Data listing
________
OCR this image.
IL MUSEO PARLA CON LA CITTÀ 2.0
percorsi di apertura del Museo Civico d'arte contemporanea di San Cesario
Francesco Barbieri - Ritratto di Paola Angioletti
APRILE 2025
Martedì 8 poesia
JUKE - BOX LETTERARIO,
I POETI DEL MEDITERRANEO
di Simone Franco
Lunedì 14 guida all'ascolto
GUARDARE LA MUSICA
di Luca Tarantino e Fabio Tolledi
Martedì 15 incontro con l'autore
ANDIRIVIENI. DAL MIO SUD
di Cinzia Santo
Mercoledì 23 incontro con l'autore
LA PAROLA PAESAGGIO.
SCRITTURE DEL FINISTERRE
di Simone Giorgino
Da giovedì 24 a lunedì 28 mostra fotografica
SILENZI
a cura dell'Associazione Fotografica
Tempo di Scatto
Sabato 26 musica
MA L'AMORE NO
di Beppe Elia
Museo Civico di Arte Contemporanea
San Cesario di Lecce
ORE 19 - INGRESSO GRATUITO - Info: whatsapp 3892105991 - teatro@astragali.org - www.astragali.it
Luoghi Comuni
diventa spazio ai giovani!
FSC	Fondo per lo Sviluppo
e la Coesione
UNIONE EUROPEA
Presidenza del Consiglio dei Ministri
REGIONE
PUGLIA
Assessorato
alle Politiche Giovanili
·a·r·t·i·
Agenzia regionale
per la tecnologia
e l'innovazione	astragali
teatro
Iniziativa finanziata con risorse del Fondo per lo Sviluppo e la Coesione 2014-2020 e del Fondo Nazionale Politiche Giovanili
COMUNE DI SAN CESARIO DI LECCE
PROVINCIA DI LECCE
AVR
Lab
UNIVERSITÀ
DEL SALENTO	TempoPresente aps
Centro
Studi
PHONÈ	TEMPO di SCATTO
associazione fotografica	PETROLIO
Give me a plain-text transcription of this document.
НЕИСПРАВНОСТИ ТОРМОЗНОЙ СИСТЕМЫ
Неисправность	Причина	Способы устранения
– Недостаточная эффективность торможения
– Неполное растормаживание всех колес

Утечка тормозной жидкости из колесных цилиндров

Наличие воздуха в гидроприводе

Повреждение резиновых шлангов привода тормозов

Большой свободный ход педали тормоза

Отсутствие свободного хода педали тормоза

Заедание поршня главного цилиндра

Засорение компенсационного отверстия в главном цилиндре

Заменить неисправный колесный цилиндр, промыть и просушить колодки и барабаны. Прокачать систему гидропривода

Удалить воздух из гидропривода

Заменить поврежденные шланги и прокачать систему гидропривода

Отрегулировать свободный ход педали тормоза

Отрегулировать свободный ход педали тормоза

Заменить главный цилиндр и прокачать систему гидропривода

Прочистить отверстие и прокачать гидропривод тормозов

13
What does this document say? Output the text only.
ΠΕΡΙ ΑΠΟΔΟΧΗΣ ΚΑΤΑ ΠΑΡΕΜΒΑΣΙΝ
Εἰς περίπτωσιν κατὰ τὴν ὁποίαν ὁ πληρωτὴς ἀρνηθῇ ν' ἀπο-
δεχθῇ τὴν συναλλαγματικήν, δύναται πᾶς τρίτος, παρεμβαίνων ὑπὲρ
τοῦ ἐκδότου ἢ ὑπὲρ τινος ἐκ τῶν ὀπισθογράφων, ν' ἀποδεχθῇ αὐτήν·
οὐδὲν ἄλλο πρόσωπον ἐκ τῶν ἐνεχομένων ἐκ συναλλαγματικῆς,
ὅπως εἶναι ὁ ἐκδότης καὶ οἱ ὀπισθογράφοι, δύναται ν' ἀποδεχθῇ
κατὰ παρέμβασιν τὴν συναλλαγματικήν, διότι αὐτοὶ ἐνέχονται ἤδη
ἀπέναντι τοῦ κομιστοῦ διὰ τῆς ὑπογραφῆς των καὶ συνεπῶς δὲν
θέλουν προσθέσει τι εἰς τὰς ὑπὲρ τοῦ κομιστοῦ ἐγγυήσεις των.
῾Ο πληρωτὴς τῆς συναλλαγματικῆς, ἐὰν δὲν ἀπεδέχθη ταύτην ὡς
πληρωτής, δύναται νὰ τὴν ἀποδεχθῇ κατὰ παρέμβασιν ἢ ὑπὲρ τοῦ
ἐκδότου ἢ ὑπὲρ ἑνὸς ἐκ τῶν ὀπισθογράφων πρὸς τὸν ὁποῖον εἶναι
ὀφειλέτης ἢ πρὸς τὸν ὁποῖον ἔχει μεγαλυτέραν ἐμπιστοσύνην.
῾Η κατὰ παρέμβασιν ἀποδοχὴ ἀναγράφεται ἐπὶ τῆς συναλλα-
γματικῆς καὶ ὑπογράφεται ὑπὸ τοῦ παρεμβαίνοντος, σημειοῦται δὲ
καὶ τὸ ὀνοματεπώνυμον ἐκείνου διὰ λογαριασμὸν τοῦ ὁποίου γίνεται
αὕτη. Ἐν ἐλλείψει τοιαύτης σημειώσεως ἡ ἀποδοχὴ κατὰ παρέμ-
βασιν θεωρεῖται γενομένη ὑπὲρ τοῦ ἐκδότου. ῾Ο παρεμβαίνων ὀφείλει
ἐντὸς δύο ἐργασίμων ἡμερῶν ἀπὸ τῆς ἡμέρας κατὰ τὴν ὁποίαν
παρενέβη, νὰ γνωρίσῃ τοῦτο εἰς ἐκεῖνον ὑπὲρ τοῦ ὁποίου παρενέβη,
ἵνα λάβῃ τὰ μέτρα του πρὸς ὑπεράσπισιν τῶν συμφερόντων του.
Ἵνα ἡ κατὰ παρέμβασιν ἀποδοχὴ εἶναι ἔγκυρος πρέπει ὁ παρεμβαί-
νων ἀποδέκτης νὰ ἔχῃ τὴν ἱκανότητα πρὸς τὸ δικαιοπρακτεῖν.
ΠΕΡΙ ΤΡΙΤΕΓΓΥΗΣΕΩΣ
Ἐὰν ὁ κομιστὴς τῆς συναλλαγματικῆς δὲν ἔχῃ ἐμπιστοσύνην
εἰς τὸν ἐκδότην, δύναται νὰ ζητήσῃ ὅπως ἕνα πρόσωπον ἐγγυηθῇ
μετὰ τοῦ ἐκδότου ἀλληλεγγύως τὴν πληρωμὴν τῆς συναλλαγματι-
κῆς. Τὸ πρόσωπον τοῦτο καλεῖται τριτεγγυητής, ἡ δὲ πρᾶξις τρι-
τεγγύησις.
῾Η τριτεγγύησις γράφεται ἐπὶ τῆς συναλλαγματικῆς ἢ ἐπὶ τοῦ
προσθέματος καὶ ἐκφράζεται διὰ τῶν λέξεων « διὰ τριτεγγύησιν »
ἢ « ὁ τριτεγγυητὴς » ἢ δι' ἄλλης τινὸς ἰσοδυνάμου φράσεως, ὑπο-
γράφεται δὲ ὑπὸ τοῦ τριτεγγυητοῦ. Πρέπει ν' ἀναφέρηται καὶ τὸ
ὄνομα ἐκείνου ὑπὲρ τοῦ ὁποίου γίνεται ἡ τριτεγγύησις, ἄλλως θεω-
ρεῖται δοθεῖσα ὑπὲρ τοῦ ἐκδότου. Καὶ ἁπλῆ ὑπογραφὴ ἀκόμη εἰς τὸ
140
________
**WHAT TO WORK ON:**
Output all records verbatim.

**RESULT OF THE TASK:**
OCR this image.
IL MUSEO PARLA CON LA CITTÀ 2.0
percorsi di apertura del Museo Civico d'arte contemporanea di San Cesario
Francesco Barbieri - Ritratto di Paola Angioletti
APRILE 2025
Martedì 8 poesia
JUKE - BOX LETTERARIO,
I POETI DEL MEDITERRANEO
di Simone Franco
Lunedì 14 guida all'ascolto
GUARDARE LA MUSICA
di Luca Tarantino e Fabio Tolledi
Martedì 15 incontro con l'autore
ANDIRIVIENI. DAL MIO SUD
di Cinzia Santo
Mercoledì 23 incontro con l'autore
LA PAROLA PAESAGGIO.
SCRITTURE DEL FINISTERRE
di Simone Giorgino
Da giovedì 24 a lunedì 28 mostra fotografica
SILENZI
a cura dell'Associazione Fotografica
Tempo di Scatto
Sabato 26 musica
MA L'AMORE NO
di Beppe Elia
Museo Civico di Arte Contemporanea
San Cesario di Lecce
ORE 19 - INGRESSO GRATUITO - Info: whatsapp 3892105991 - teatro@astragali.org - www.astragali.it
Luoghi Comuni
diventa spazio ai giovani!
FSC	Fondo per lo Sviluppo
e la Coesione
UNIONE EUROPEA
Presidenza del Consiglio dei Ministri
REGIONE
PUGLIA
Assessorato
alle Politiche Giovanili
·a·r·t·i·
Agenzia regionale
per la tecnologia
e l'innovazione	astragali
teatro
Iniziativa finanziata con risorse del Fondo per lo Sviluppo e la Coesione 2014-2020 e del Fondo Nazionale Politiche Giovanili
COMUNE DI SAN CESARIO DI LECCE
PROVINCIA DI LECCE
AVR
Lab
UNIVERSITÀ
DEL SALENTO	TempoPresente aps
Centro
Studi
PHONÈ	TEMPO di SCATTO
associazione fotografica	PETROLIO
Give me a plain-text transcription of this document.
НЕИСПРАВНОСТИ ТОРМОЗНОЙ СИСТЕМЫ
Неисправность	Причина	Способы устранения
– Недостаточная эффективность торможения
– Неполное растормаживание всех колес

Утечка тормозной жидкости из колесных цилиндров

Наличие воздуха в гидроприводе

Повреждение резиновых шлангов привода тормозов

Большой свободный ход педали тормоза

Отсутствие свободного хода педали тормоза

Заедание поршня главного цилиндра

Засорение компенсационного отверстия в главном цилиндре

Заменить неисправный колесный цилиндр, промыть и просушить колодки и барабаны. Прокачать систему гидропривода

Удалить воздух из гидропривода

Заменить поврежденные шланги и прокачать систему гидропривода

Отрегулировать свободный ход педали тормоза

Отрегулировать свободный ход педали тормоза

Заменить главный цилиндр и прокачать систему гидропривода

Прочистить отверстие и прокачать гидропривод тормозов

13
What does this document say? Output the text only.
ΠΕΡΙ ΑΠΟΔΟΧΗΣ ΚΑΤΑ ΠΑΡΕΜΒΑΣΙΝ
Εἰς περίπτωσιν κατὰ τὴν ὁποίαν ὁ πληρωτὴς ἀρνηθῇ ν' ἀπο-
δεχθῇ τὴν συναλλαγματικήν, δύναται πᾶς τρίτος, παρεμβαίνων ὑπὲρ
τοῦ ἐκδότου ἢ ὑπὲρ τινος ἐκ τῶν ὀπισθογράφων, ν' ἀποδεχθῇ αὐτήν·
οὐδὲν ἄλλο πρόσωπον ἐκ τῶν ἐνεχομένων ἐκ συναλλαγματικῆς,
ὅπως εἶναι ὁ ἐκδότης καὶ οἱ ὀπισθογράφοι, δύναται ν' ἀποδεχθῇ
κατὰ παρέμβασιν τὴν συναλλαγματικήν, διότι αὐτοὶ ἐνέχονται ἤδη
ἀπέναντι τοῦ κομιστοῦ διὰ τῆς ὑπογραφῆς των καὶ συνεπῶς δὲν
θέλουν προσθέσει τι εἰς τὰς ὑπὲρ τοῦ κομιστοῦ ἐγγυήσεις των.
῾Ο πληρωτὴς τῆς συναλλαγματικῆς, ἐὰν δὲν ἀπεδέχθη ταύτην ὡς
πληρωτής, δύναται νὰ τὴν ἀποδεχθῇ κατὰ παρέμβασιν ἢ ὑπὲρ τοῦ
ἐκδότου ἢ ὑπὲρ ἑνὸς ἐκ τῶν ὀπισθογράφων πρὸς τὸν ὁποῖον εἶναι
ὀφειλέτης ἢ πρὸς τὸν ὁποῖον ἔχει μεγαλυτέραν ἐμπιστοσύνην.
῾Η κατὰ παρέμβασιν ἀποδοχὴ ἀναγράφεται ἐπὶ τῆς συναλλα-
γματικῆς καὶ ὑπογράφεται ὑπὸ τοῦ παρεμβαίνοντος, σημειοῦται δὲ
καὶ τὸ ὀνοματεπώνυμον ἐκείνου διὰ λογαριασμὸν τοῦ ὁποίου γίνεται
αὕτη. Ἐν ἐλλείψει τοιαύτης σημειώσεως ἡ ἀποδοχὴ κατὰ παρέμ-
βασιν θεωρεῖται γενομένη ὑπὲρ τοῦ ἐκδότου. ῾Ο παρεμβαίνων ὀφείλει
ἐντὸς δύο ἐργασίμων ἡμερῶν ἀπὸ τῆς ἡμέρας κατὰ τὴν ὁποίαν
παρενέβη, νὰ γνωρίσῃ τοῦτο εἰς ἐκεῖνον ὑπὲρ τοῦ ὁποίου παρενέβη,
ἵνα λάβῃ τὰ μέτρα του πρὸς ὑπεράσπισιν τῶν συμφερόντων του.
Ἵνα ἡ κατὰ παρέμβασιν ἀποδοχὴ εἶναι ἔγκυρος πρέπει ὁ παρεμβαί-
νων ἀποδέκτης νὰ ἔχῃ τὴν ἱκανότητα πρὸς τὸ δικαιοπρακτεῖν.
ΠΕΡΙ ΤΡΙΤΕΓΓΥΗΣΕΩΣ
Ἐὰν ὁ κομιστὴς τῆς συναλλαγματικῆς δὲν ἔχῃ ἐμπιστοσύνην
εἰς τὸν ἐκδότην, δύναται νὰ ζητήσῃ ὅπως ἕνα πρόσωπον ἐγγυηθῇ
μετὰ τοῦ ἐκδότου ἀλληλεγγύως τὴν πληρωμὴν τῆς συναλλαγματι-
κῆς. Τὸ πρόσωπον τοῦτο καλεῖται τριτεγγυητής, ἡ δὲ πρᾶξις τρι-
τεγγύησις.
῾Η τριτεγγύησις γράφεται ἐπὶ τῆς συναλλαγματικῆς ἢ ἐπὶ τοῦ
προσθέματος καὶ ἐκφράζεται διὰ τῶν λέξεων « διὰ τριτεγγύησιν »
ἢ « ὁ τριτεγγυητὴς » ἢ δι' ἄλλης τινὸς ἰσοδυνάμου φράσεως, ὑπο-
γράφεται δὲ ὑπὸ τοῦ τριτεγγυητοῦ. Πρέπει ν' ἀναφέρηται καὶ τὸ
ὄνομα ἐκείνου ὑπὲρ τοῦ ὁποίου γίνεται ἡ τριτεγγύησις, ἄλλως θεω-
ρεῖται δοθεῖσα ὑπὲρ τοῦ ἐκδότου. Καὶ ἁπλῆ ὑπογραφὴ ἀκόμη εἰς τὸ
140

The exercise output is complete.